Look through the lines below and extract any with the word "this".

-------- SUPPLIED MATERIAL --------

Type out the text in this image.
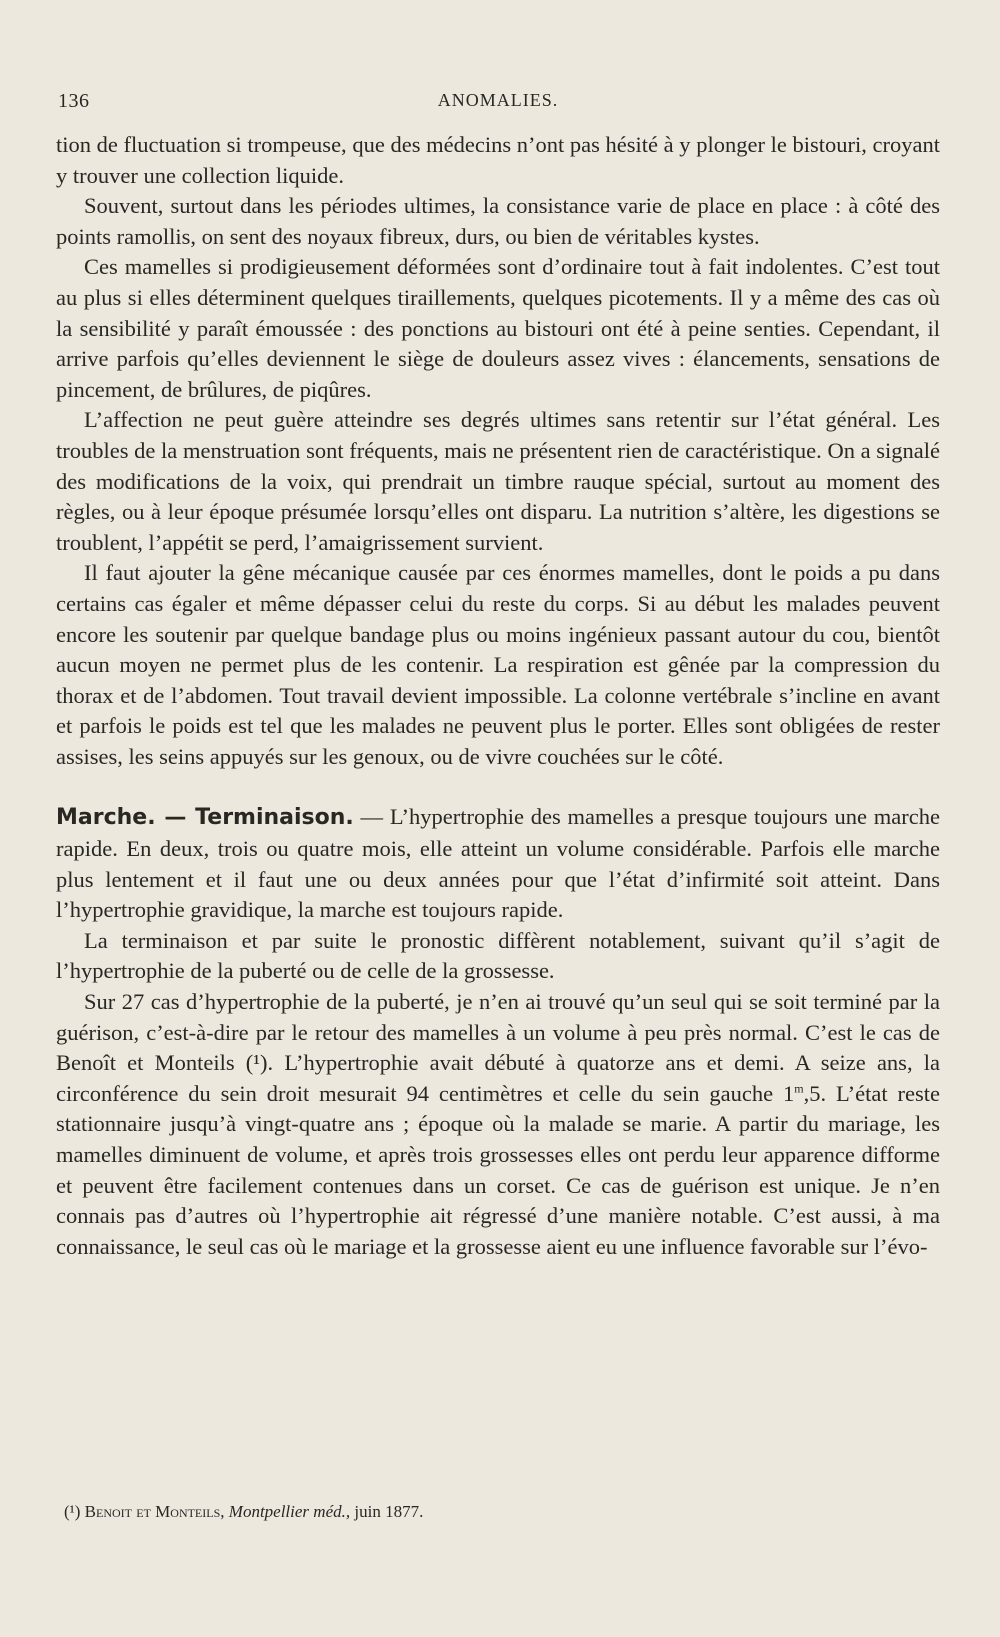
136	ANOMALIES.

tion de fluctuation si trompeuse, que des médecins n’ont pas hésité à y plonger le bistouri, croyant y trouver une collection liquide.

Souvent, surtout dans les périodes ultimes, la consistance varie de place en place : à côté des points ramollis, on sent des noyaux fibreux, durs, ou bien de véritables kystes.

Ces mamelles si prodigieusement déformées sont d’ordinaire tout à fait indolentes. C’est tout au plus si elles déterminent quelques tiraillements, quelques picotements. Il y a même des cas où la sensibilité y paraît émoussée : des ponctions au bistouri ont été à peine senties. Cependant, il arrive parfois qu’elles deviennent le siège de douleurs assez vives : élancements, sensations de pincement, de brûlures, de piqûres.

L’affection ne peut guère atteindre ses degrés ultimes sans retentir sur l’état général. Les troubles de la menstruation sont fréquents, mais ne présentent rien de caractéristique. On a signalé des modifications de la voix, qui prendrait un timbre rauque spécial, surtout au moment des règles, ou à leur époque présumée lorsqu’elles ont disparu. La nutrition s’altère, les digestions se troublent, l’appétit se perd, l’amaigrissement survient.

Il faut ajouter la gêne mécanique causée par ces énormes mamelles, dont le poids a pu dans certains cas égaler et même dépasser celui du reste du corps. Si au début les malades peuvent encore les soutenir par quelque bandage plus ou moins ingénieux passant autour du cou, bientôt aucun moyen ne permet plus de les contenir. La respiration est gênée par la compression du thorax et de l’abdomen. Tout travail devient impossible. La colonne vertébrale s’incline en avant et parfois le poids est tel que les malades ne peuvent plus le porter. Elles sont obligées de rester assises, les seins appuyés sur les genoux, ou de vivre couchées sur le côté.

Marche. — Terminaison. — L’hypertrophie des mamelles a presque toujours une marche rapide. En deux, trois ou quatre mois, elle atteint un volume considérable. Parfois elle marche plus lentement et il faut une ou deux années pour que l’état d’infirmité soit atteint. Dans l’hypertrophie gravidique, la marche est toujours rapide.

La terminaison et par suite le pronostic diffèrent notablement, suivant qu’il s’agit de l’hypertrophie de la puberté ou de celle de la grossesse.

Sur 27 cas d’hypertrophie de la puberté, je n’en ai trouvé qu’un seul qui se soit terminé par la guérison, c’est-à-dire par le retour des mamelles à un volume à peu près normal. C’est le cas de Benoît et Monteils (¹). L’hypertrophie avait débuté à quatorze ans et demi. A seize ans, la circonférence du sein droit mesurait 94 centimètres et celle du sein gauche 1$^m$,5. L’état reste stationnaire jusqu’à vingt-quatre ans ; époque où la malade se marie. A partir du mariage, les mamelles diminuent de volume, et après trois grossesses elles ont perdu leur apparence difforme et peuvent être facilement contenues dans un corset. Ce cas de guérison est unique. Je n’en connais pas d’autres où l’hypertrophie ait régressé d’une manière notable. C’est aussi, à ma connaissance, le seul cas où le mariage et la grossesse aient eu une influence favorable sur l’évo-

(¹) Benoit et Monteils, Montpellier méd., juin 1877.
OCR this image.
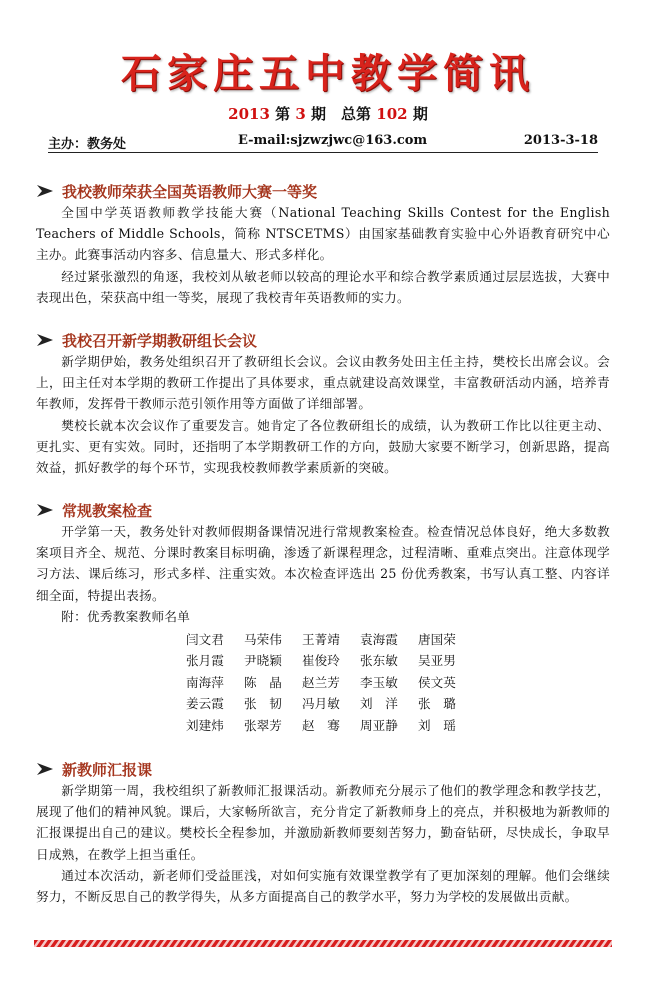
石家庄五中教学简讯
2013 第 3 期　总第 102 期
主办：教务处	E-mail:sjzwzjwc@163.com	2013-3-18
我校教师荣获全国英语教师大赛一等奖

全国中学英语教师教学技能大赛（National Teaching Skills Contest for the English Teachers of Middle Schools，简称 NTSCETMS）由国家基础教育实验中心外语教育研究中心主办。此赛事活动内容多、信息量大、形式多样化。

经过紧张激烈的角逐，我校刘从敏老师以较高的理论水平和综合教学素质通过层层选拔，大赛中表现出色，荣获高中组一等奖，展现了我校青年英语教师的实力。

我校召开新学期教研组长会议

新学期伊始，教务处组织召开了教研组长会议。会议由教务处田主任主持，樊校长出席会议。会上，田主任对本学期的教研工作提出了具体要求，重点就建设高效课堂，丰富教研活动内涵，培养青年教师，发挥骨干教师示范引领作用等方面做了详细部署。

樊校长就本次会议作了重要发言。她肯定了各位教研组长的成绩，认为教研工作比以往更主动、更扎实、更有实效。同时，还指明了本学期教研工作的方向，鼓励大家要不断学习，创新思路，提高效益，抓好教学的每个环节，实现我校教师教学素质新的突破。

常规教案检查

开学第一天，教务处针对教师假期备课情况进行常规教案检查。检查情况总体良好，绝大多数教案项目齐全、规范、分课时教案目标明确，渗透了新课程理念，过程清晰、重难点突出。注意体现学习方法、课后练习，形式多样、注重实效。本次检查评选出 25 份优秀教案，书写认真工整、内容详细全面，特提出表扬。

附：优秀教案教师名单

闫文君	马荣伟	王菁靖	袁海霞	唐国荣
张月霞	尹晓颖	崔俊玲	张东敏	吴亚男
南海萍	陈　晶	赵兰芳	李玉敏	侯文英
姜云霞	张　韧	冯月敏	刘　洋	张　璐
刘建炜	张翠芳	赵　骞	周亚静	刘　瑶
新教师汇报课

新学期第一周，我校组织了新教师汇报课活动。新教师充分展示了他们的教学理念和教学技艺，展现了他们的精神风貌。课后，大家畅所欲言，充分肯定了新教师身上的亮点，并积极地为新教师的汇报课提出自己的建议。樊校长全程参加，并激励新教师要刻苦努力，勤奋钻研，尽快成长，争取早日成熟，在教学上担当重任。

通过本次活动，新老师们受益匪浅，对如何实施有效课堂教学有了更加深刻的理解。他们会继续努力，不断反思自己的教学得失，从多方面提高自己的教学水平，努力为学校的发展做出贡献。
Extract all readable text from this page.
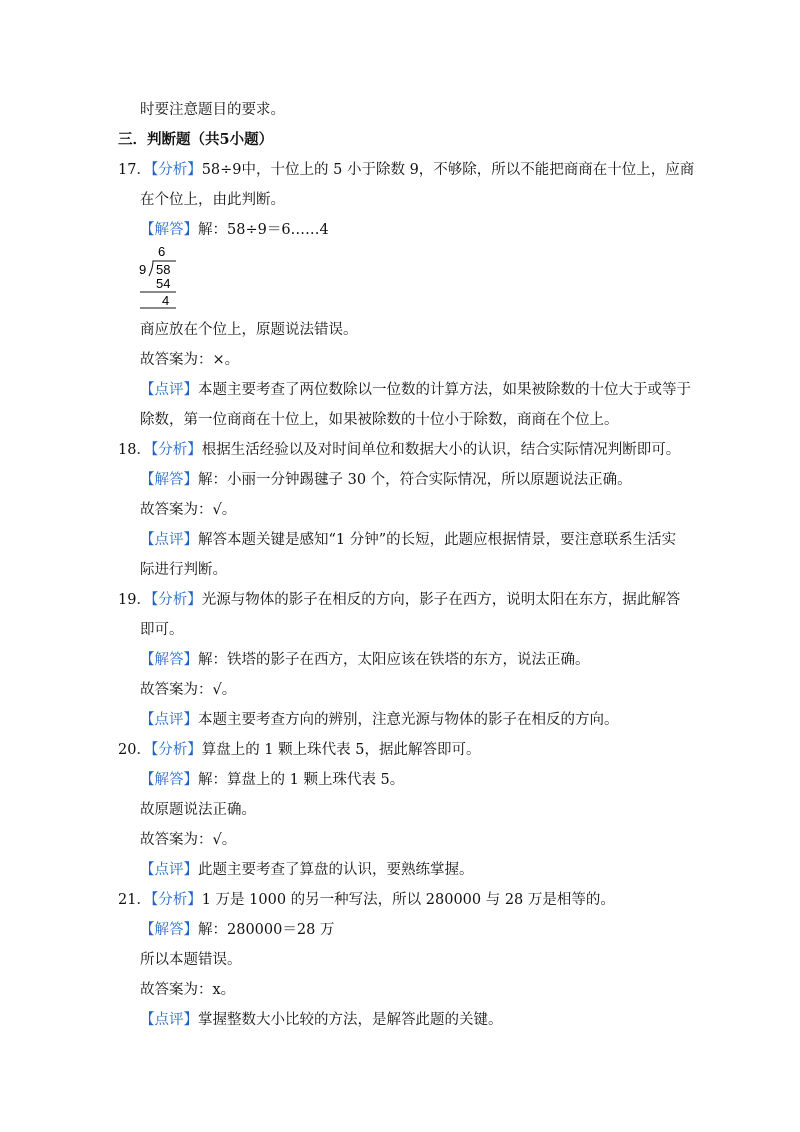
时要注意题目的要求。
三．判断题（共5小题）
17．【分析】58÷9中，十位上的 5 小于除数 9，不够除，所以不能把商商在十位上，应商
在个位上，由此判断。
【解答】解：58÷9＝6……4
6
9 58
54
4
商应放在个位上，原题说法错误。
故答案为：×。
【点评】本题主要考查了两位数除以一位数的计算方法，如果被除数的十位大于或等于
除数，第一位商商在十位上，如果被除数的十位小于除数，商商在个位上。
18．【分析】根据生活经验以及对时间单位和数据大小的认识，结合实际情况判断即可。
【解答】解：小丽一分钟踢毽子 30 个，符合实际情况，所以原题说法正确。
故答案为：√。
【点评】解答本题关键是感知“1 分钟”的长短，此题应根据情景，要注意联系生活实
际进行判断。
19．【分析】光源与物体的影子在相反的方向，影子在西方，说明太阳在东方，据此解答
即可。
【解答】解：铁塔的影子在西方，太阳应该在铁塔的东方，说法正确。
故答案为：√。
【点评】本题主要考查方向的辨别，注意光源与物体的影子在相反的方向。
20．【分析】算盘上的 1 颗上珠代表 5，据此解答即可。
【解答】解：算盘上的 1 颗上珠代表 5。
故原题说法正确。
故答案为：√。
【点评】此题主要考查了算盘的认识，要熟练掌握。
21．【分析】1 万是 1000 的另一种写法，所以 280000 与 28 万是相等的。
【解答】解：280000＝28 万
所以本题错误。
故答案为：x。
【点评】掌握整数大小比较的方法，是解答此题的关键。
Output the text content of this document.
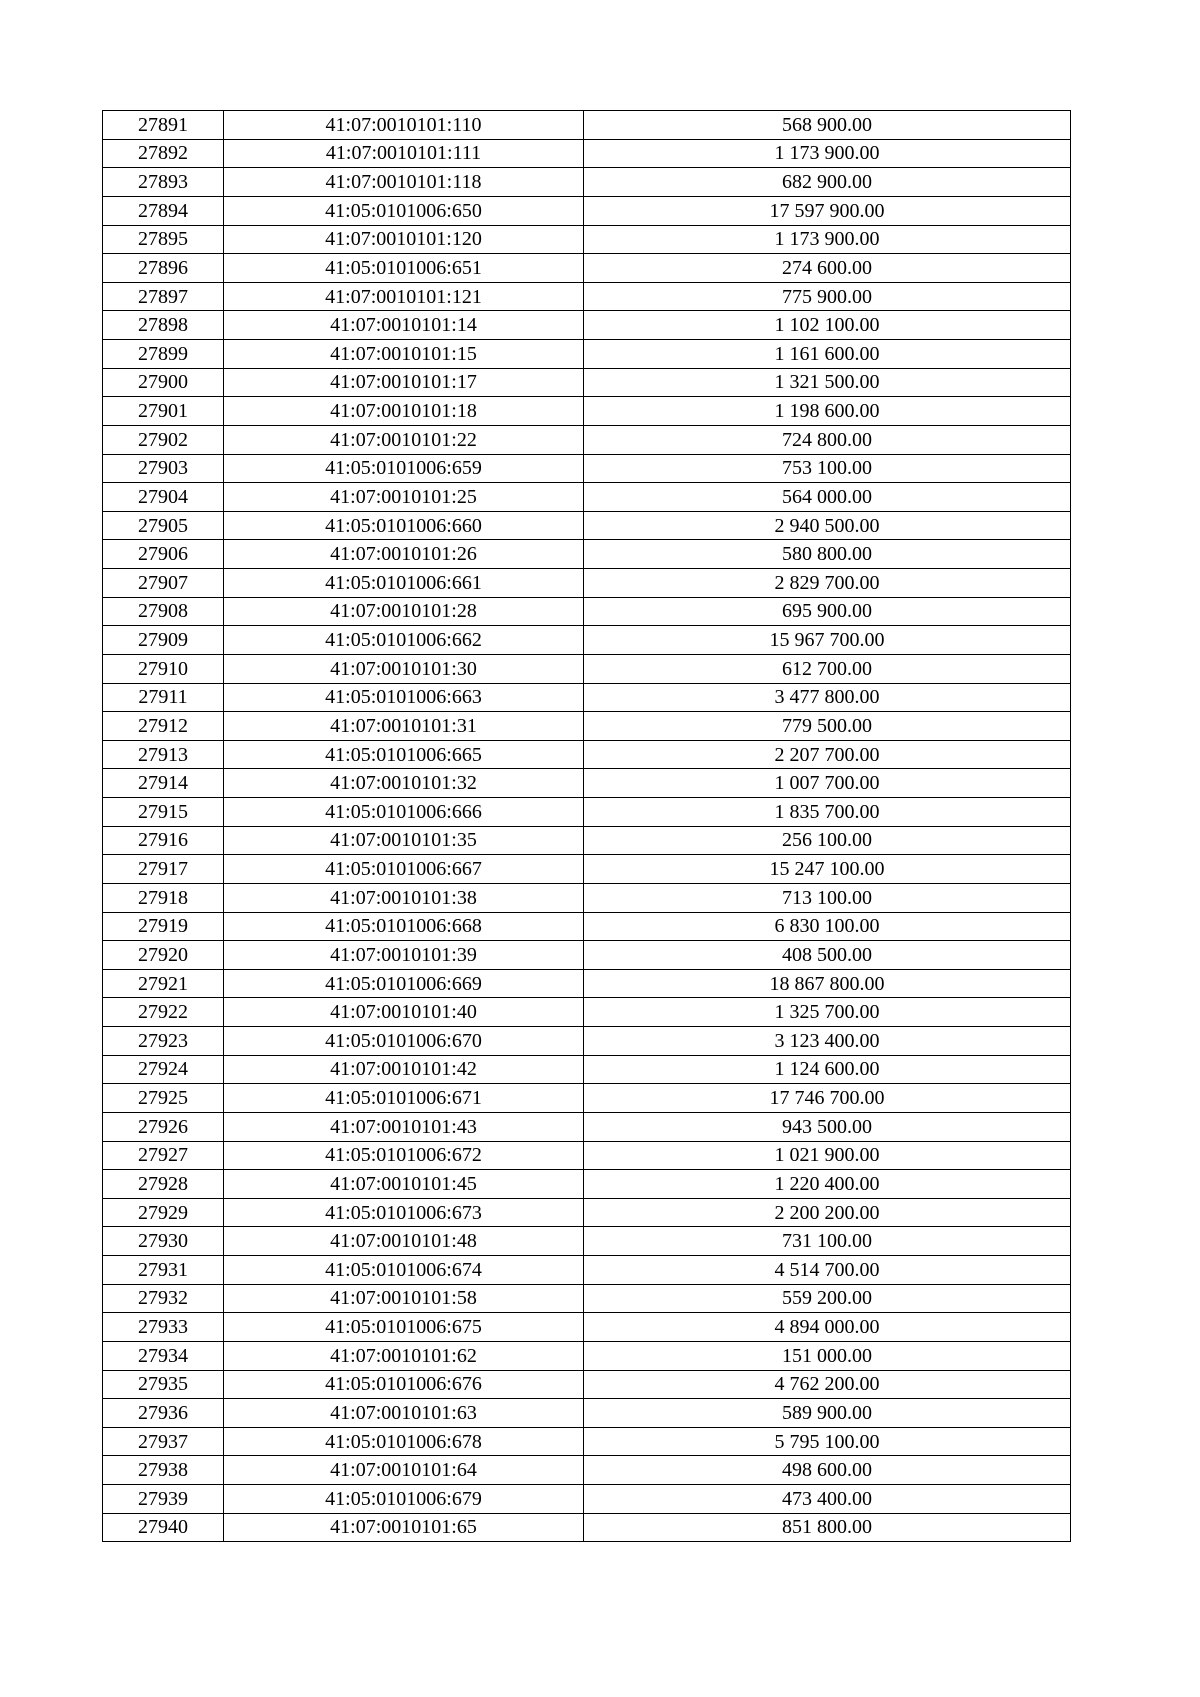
27891	41:07:0010101:110	568 900.00
27892	41:07:0010101:111	1 173 900.00
27893	41:07:0010101:118	682 900.00
27894	41:05:0101006:650	17 597 900.00
27895	41:07:0010101:120	1 173 900.00
27896	41:05:0101006:651	274 600.00
27897	41:07:0010101:121	775 900.00
27898	41:07:0010101:14	1 102 100.00
27899	41:07:0010101:15	1 161 600.00
27900	41:07:0010101:17	1 321 500.00
27901	41:07:0010101:18	1 198 600.00
27902	41:07:0010101:22	724 800.00
27903	41:05:0101006:659	753 100.00
27904	41:07:0010101:25	564 000.00
27905	41:05:0101006:660	2 940 500.00
27906	41:07:0010101:26	580 800.00
27907	41:05:0101006:661	2 829 700.00
27908	41:07:0010101:28	695 900.00
27909	41:05:0101006:662	15 967 700.00
27910	41:07:0010101:30	612 700.00
27911	41:05:0101006:663	3 477 800.00
27912	41:07:0010101:31	779 500.00
27913	41:05:0101006:665	2 207 700.00
27914	41:07:0010101:32	1 007 700.00
27915	41:05:0101006:666	1 835 700.00
27916	41:07:0010101:35	256 100.00
27917	41:05:0101006:667	15 247 100.00
27918	41:07:0010101:38	713 100.00
27919	41:05:0101006:668	6 830 100.00
27920	41:07:0010101:39	408 500.00
27921	41:05:0101006:669	18 867 800.00
27922	41:07:0010101:40	1 325 700.00
27923	41:05:0101006:670	3 123 400.00
27924	41:07:0010101:42	1 124 600.00
27925	41:05:0101006:671	17 746 700.00
27926	41:07:0010101:43	943 500.00
27927	41:05:0101006:672	1 021 900.00
27928	41:07:0010101:45	1 220 400.00
27929	41:05:0101006:673	2 200 200.00
27930	41:07:0010101:48	731 100.00
27931	41:05:0101006:674	4 514 700.00
27932	41:07:0010101:58	559 200.00
27933	41:05:0101006:675	4 894 000.00
27934	41:07:0010101:62	151 000.00
27935	41:05:0101006:676	4 762 200.00
27936	41:07:0010101:63	589 900.00
27937	41:05:0101006:678	5 795 100.00
27938	41:07:0010101:64	498 600.00
27939	41:05:0101006:679	473 400.00
27940	41:07:0010101:65	851 800.00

--------

▶ **RESULT**:
Type out the text in this image.
OCR this image.
Extract all readable text from this page.
Output the text content of this document.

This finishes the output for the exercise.